- What you should do: Exactly reproduce the lines beginning with the line that includes "Transcribe this image's" and ending with the last line of the data.

(Rows from a dataset)

-- Begin --

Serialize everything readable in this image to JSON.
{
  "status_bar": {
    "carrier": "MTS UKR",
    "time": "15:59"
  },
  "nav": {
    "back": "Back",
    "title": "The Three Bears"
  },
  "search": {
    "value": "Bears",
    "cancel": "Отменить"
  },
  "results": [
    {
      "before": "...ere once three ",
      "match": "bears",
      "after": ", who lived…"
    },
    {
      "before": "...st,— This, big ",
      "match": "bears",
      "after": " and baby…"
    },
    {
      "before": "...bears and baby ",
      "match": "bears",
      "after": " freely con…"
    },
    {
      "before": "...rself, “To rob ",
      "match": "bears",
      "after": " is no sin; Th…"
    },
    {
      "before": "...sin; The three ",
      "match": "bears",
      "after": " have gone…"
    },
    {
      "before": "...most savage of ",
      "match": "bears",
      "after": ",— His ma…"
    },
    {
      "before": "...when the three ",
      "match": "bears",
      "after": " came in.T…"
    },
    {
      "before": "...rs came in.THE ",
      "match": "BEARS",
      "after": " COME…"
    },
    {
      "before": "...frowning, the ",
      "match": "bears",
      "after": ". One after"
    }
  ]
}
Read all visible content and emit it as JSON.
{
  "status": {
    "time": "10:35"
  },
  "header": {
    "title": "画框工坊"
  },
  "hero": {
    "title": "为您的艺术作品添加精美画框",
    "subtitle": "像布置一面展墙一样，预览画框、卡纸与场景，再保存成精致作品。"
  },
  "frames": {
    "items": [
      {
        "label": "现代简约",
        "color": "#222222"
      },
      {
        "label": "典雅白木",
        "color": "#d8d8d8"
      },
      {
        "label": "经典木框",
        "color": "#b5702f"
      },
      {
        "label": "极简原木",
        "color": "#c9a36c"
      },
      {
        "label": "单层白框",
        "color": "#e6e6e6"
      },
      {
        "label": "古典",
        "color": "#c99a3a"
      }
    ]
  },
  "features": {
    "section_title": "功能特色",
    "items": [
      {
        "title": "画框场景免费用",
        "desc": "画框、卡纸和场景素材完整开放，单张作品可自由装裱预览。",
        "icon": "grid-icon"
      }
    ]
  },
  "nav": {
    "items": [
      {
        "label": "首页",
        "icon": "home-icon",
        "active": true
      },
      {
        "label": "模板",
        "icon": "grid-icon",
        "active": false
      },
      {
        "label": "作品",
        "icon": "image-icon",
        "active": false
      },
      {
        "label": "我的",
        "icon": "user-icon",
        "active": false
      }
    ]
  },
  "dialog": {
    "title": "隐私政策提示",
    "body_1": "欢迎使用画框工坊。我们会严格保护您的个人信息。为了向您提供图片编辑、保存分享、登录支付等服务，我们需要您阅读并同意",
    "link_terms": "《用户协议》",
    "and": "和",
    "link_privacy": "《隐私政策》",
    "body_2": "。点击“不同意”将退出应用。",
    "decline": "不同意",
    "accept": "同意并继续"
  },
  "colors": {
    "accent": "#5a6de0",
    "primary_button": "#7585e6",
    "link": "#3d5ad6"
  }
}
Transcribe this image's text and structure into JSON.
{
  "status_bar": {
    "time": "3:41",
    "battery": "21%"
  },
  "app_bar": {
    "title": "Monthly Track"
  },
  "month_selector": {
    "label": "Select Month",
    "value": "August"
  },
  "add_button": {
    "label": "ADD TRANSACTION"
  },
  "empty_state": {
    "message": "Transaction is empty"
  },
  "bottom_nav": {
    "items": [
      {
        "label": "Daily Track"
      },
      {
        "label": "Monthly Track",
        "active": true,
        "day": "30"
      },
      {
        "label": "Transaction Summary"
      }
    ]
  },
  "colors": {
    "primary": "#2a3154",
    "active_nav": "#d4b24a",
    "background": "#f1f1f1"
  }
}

-- End --

- Solved exercise:
Transcribe this image's text and structure into JSON.
{
  "status_bar": {
    "time": "3:41",
    "battery": "21%"
  },
  "app_bar": {
    "title": "Monthly Track"
  },
  "month_selector": {
    "label": "Select Month",
    "value": "August"
  },
  "add_button": {
    "label": "ADD TRANSACTION"
  },
  "empty_state": {
    "message": "Transaction is empty"
  },
  "bottom_nav": {
    "items": [
      {
        "label": "Daily Track"
      },
      {
        "label": "Monthly Track",
        "active": true,
        "day": "30"
      },
      {
        "label": "Transaction Summary"
      }
    ]
  },
  "colors": {
    "primary": "#2a3154",
    "active_nav": "#d4b24a",
    "background": "#f1f1f1"
  }
}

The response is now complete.